» WRITTEN EXERCISE
Every line below should be copied exactly; drop the pictures.

» RECORDS SUPPLIED

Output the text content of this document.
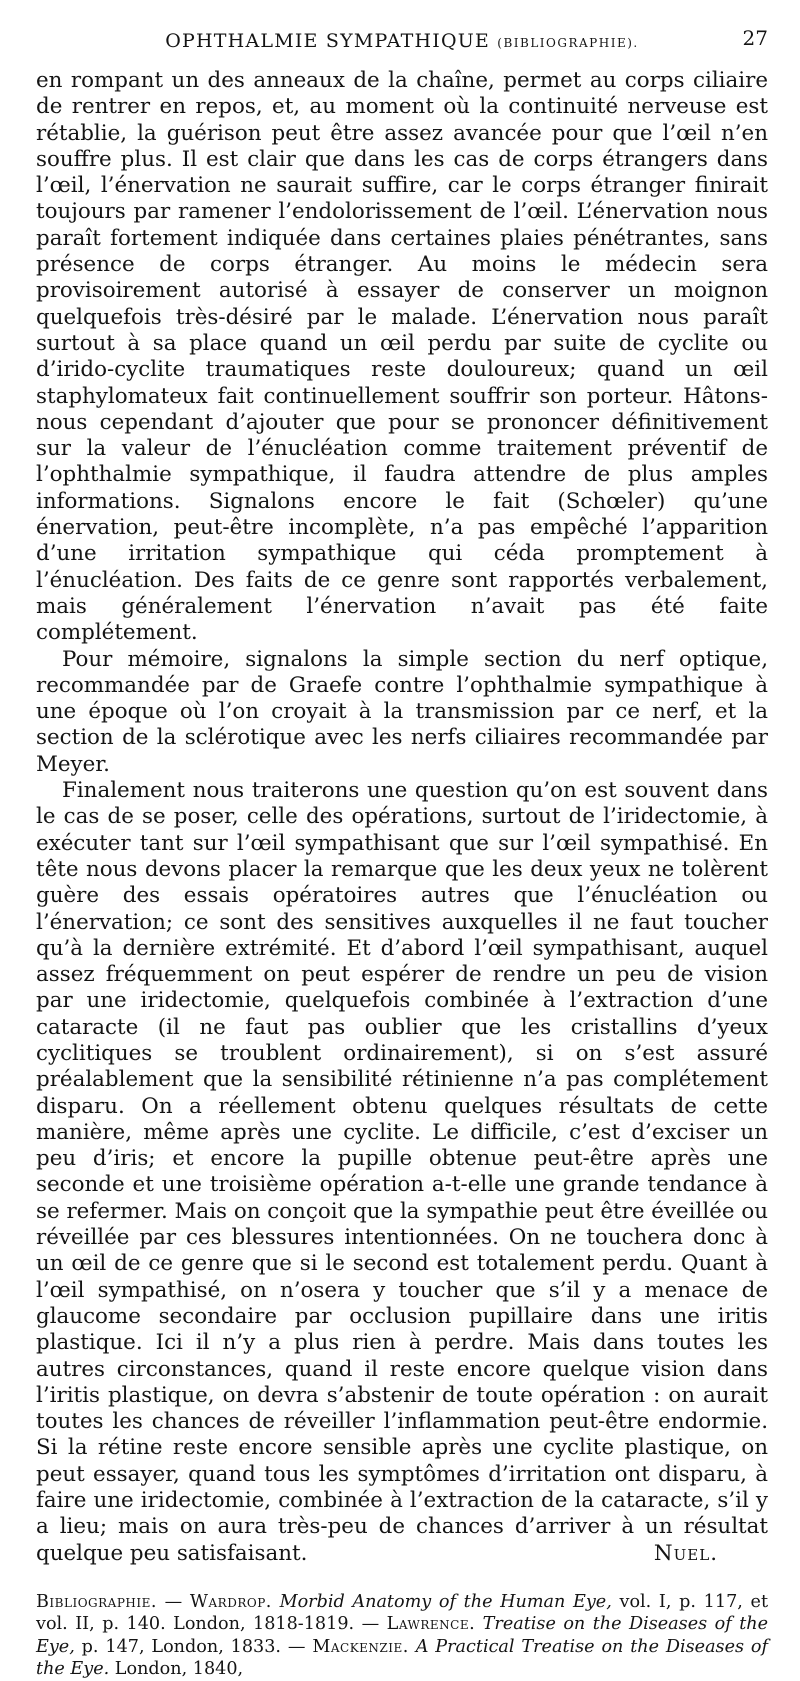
OPHTHALMIE SYMPATHIQUE (BIBLIOGRAPHIE).	27

en rompant un des anneaux de la chaîne, permet au corps ciliaire de rentrer en repos, et, au moment où la continuité nerveuse est rétablie, la guérison peut être assez avancée pour que l’œil n’en souffre plus. Il est clair que dans les cas de corps étrangers dans l’œil, l’énervation ne saurait suffire, car le corps étranger finirait toujours par ramener l’endolorissement de l’œil. L’énervation nous paraît fortement indiquée dans certaines plaies pénétrantes, sans présence de corps étranger. Au moins le médecin sera provisoirement autorisé à essayer de conserver un moignon quelquefois très-désiré par le malade. L’énervation nous paraît surtout à sa place quand un œil perdu par suite de cyclite ou d’irido-cyclite traumatiques reste douloureux; quand un œil staphylomateux fait continuellement souffrir son porteur. Hâtons-nous cependant d’ajouter que pour se prononcer définitivement sur la valeur de l’énucléation comme traitement préventif de l’ophthalmie sympathique, il faudra attendre de plus amples informations. Signalons encore le fait (Schœler) qu’une énervation, peut-être incomplète, n’a pas empêché l’apparition d’une irritation sympathique qui céda promptement à l’énucléation. Des faits de ce genre sont rapportés verbalement, mais généralement l’énervation n’avait pas été faite complétement.

Pour mémoire, signalons la simple section du nerf optique, recommandée par de Graefe contre l’ophthalmie sympathique à une époque où l’on croyait à la transmission par ce nerf, et la section de la sclérotique avec les nerfs ciliaires recommandée par Meyer.

Finalement nous traiterons une question qu’on est souvent dans le cas de se poser, celle des opérations, surtout de l’iridectomie, à exécuter tant sur l’œil sympathisant que sur l’œil sympathisé. En tête nous devons placer la remarque que les deux yeux ne tolèrent guère des essais opératoires autres que l’énucléation ou l’énervation; ce sont des sensitives auxquelles il ne faut toucher qu’à la dernière extrémité. Et d’abord l’œil sympathisant, auquel assez fréquemment on peut espérer de rendre un peu de vision par une iridectomie, quelquefois combinée à l’extraction d’une cataracte (il ne faut pas oublier que les cristallins d’yeux cyclitiques se troublent ordinairement), si on s’est assuré préalablement que la sensibilité rétinienne n’a pas complétement disparu. On a réellement obtenu quelques résultats de cette manière, même après une cyclite. Le difficile, c’est d’exciser un peu d’iris; et encore la pupille obtenue peut-être après une seconde et une troisième opération a-t-elle une grande tendance à se refermer. Mais on conçoit que la sympathie peut être éveillée ou réveillée par ces blessures intentionnées. On ne touchera donc à un œil de ce genre que si le second est totalement perdu. Quant à l’œil sympathisé, on n’osera y toucher que s’il y a menace de glaucome secondaire par occlusion pupillaire dans une iritis plastique. Ici il n’y a plus rien à perdre. Mais dans toutes les autres circonstances, quand il reste encore quelque vision dans l’iritis plastique, on devra s’abstenir de toute opération : on aurait toutes les chances de réveiller l’inflammation peut-être endormie. Si la rétine reste encore sensible après une cyclite plastique, on peut essayer, quand tous les symptômes d’irritation ont disparu, à faire une iridectomie, combinée à l’extraction de la cataracte, s’il y a lieu; mais on aura très-peu de chances d’arriver à un résultat quelque peu satisfaisant.	Nuel.

Bibliographie. — Wardrop. Morbid Anatomy of the Human Eye, vol. I, p. 117, et vol. II, p. 140. London, 1818-1819. — Lawrence. Treatise on the Diseases of the Eye, p. 147, London, 1833. — Mackenzie. A Practical Treatise on the Diseases of the Eye. London, 1840,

» EXERCISE RESULT
Output the text content of this document.
OPHTHALMIE SYMPATHIQUE (BIBLIOGRAPHIE).	27

en rompant un des anneaux de la chaîne, permet au corps ciliaire de rentrer en repos, et, au moment où la continuité nerveuse est rétablie, la guérison peut être assez avancée pour que l’œil n’en souffre plus. Il est clair que dans les cas de corps étrangers dans l’œil, l’énervation ne saurait suffire, car le corps étranger finirait toujours par ramener l’endolorissement de l’œil. L’énervation nous paraît fortement indiquée dans certaines plaies pénétrantes, sans présence de corps étranger. Au moins le médecin sera provisoirement autorisé à essayer de conserver un moignon quelquefois très-désiré par le malade. L’énervation nous paraît surtout à sa place quand un œil perdu par suite de cyclite ou d’irido-cyclite traumatiques reste douloureux; quand un œil staphylomateux fait continuellement souffrir son porteur. Hâtons-nous cependant d’ajouter que pour se prononcer définitivement sur la valeur de l’énucléation comme traitement préventif de l’ophthalmie sympathique, il faudra attendre de plus amples informations. Signalons encore le fait (Schœler) qu’une énervation, peut-être incomplète, n’a pas empêché l’apparition d’une irritation sympathique qui céda promptement à l’énucléation. Des faits de ce genre sont rapportés verbalement, mais généralement l’énervation n’avait pas été faite complétement.

Pour mémoire, signalons la simple section du nerf optique, recommandée par de Graefe contre l’ophthalmie sympathique à une époque où l’on croyait à la transmission par ce nerf, et la section de la sclérotique avec les nerfs ciliaires recommandée par Meyer.

Finalement nous traiterons une question qu’on est souvent dans le cas de se poser, celle des opérations, surtout de l’iridectomie, à exécuter tant sur l’œil sympathisant que sur l’œil sympathisé. En tête nous devons placer la remarque que les deux yeux ne tolèrent guère des essais opératoires autres que l’énucléation ou l’énervation; ce sont des sensitives auxquelles il ne faut toucher qu’à la dernière extrémité. Et d’abord l’œil sympathisant, auquel assez fréquemment on peut espérer de rendre un peu de vision par une iridectomie, quelquefois combinée à l’extraction d’une cataracte (il ne faut pas oublier que les cristallins d’yeux cyclitiques se troublent ordinairement), si on s’est assuré préalablement que la sensibilité rétinienne n’a pas complétement disparu. On a réellement obtenu quelques résultats de cette manière, même après une cyclite. Le difficile, c’est d’exciser un peu d’iris; et encore la pupille obtenue peut-être après une seconde et une troisième opération a-t-elle une grande tendance à se refermer. Mais on conçoit que la sympathie peut être éveillée ou réveillée par ces blessures intentionnées. On ne touchera donc à un œil de ce genre que si le second est totalement perdu. Quant à l’œil sympathisé, on n’osera y toucher que s’il y a menace de glaucome secondaire par occlusion pupillaire dans une iritis plastique. Ici il n’y a plus rien à perdre. Mais dans toutes les autres circonstances, quand il reste encore quelque vision dans l’iritis plastique, on devra s’abstenir de toute opération : on aurait toutes les chances de réveiller l’inflammation peut-être endormie. Si la rétine reste encore sensible après une cyclite plastique, on peut essayer, quand tous les symptômes d’irritation ont disparu, à faire une iridectomie, combinée à l’extraction de la cataracte, s’il y a lieu; mais on aura très-peu de chances d’arriver à un résultat quelque peu satisfaisant.	Nuel.

Bibliographie. — Wardrop. Morbid Anatomy of the Human Eye, vol. I, p. 117, et vol. II, p. 140. London, 1818-1819. — Lawrence. Treatise on the Diseases of the Eye, p. 147, London, 1833. — Mackenzie. A Practical Treatise on the Diseases of the Eye. London, 1840,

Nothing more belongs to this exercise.